Requirements: Extract each line where the string "this" shows up.
— BEGIN Extracted records —
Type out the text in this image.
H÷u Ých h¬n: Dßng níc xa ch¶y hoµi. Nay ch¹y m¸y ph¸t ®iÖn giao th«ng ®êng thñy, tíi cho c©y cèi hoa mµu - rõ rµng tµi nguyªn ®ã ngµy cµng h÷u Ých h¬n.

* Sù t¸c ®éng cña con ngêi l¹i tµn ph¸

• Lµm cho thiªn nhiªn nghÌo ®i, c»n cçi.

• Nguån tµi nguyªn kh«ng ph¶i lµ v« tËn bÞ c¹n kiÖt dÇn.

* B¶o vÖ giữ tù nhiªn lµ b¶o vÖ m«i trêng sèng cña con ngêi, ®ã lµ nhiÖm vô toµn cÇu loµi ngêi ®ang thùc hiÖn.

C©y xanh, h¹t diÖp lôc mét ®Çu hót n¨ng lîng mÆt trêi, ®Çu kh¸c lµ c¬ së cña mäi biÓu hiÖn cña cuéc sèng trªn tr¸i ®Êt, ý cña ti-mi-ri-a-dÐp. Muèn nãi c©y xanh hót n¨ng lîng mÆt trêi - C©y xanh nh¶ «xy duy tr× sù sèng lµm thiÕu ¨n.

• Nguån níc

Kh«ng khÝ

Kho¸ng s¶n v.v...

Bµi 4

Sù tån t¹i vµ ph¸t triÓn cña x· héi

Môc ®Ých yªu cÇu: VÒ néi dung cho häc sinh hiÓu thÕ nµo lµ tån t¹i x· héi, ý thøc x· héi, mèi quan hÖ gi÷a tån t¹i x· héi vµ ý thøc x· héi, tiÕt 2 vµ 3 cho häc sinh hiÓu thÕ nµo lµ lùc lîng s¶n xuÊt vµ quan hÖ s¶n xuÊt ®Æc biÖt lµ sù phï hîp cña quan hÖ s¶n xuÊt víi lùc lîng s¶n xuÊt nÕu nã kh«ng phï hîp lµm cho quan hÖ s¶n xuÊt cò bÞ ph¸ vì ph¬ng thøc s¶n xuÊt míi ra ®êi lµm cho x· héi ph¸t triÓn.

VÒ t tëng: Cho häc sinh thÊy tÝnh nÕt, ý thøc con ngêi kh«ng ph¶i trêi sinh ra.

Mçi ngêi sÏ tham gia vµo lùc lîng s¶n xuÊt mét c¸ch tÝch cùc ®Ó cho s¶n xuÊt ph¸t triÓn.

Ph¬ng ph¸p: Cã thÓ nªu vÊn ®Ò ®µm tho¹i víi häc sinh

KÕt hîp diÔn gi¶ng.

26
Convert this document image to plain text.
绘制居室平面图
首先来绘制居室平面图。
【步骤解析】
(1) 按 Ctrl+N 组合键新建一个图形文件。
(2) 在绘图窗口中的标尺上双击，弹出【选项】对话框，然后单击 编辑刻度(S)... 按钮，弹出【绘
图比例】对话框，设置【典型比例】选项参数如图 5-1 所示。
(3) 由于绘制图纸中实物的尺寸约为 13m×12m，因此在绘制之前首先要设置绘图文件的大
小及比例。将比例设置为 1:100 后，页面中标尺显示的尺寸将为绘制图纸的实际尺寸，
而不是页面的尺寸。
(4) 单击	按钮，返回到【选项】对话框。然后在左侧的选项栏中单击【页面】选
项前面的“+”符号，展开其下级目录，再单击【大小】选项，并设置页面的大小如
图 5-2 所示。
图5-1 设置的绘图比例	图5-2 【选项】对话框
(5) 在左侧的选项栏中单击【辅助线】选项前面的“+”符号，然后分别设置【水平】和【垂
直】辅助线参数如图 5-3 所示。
— END Extracted records —
Full response:
Type out the text in this image.
Convert this document image to plain text.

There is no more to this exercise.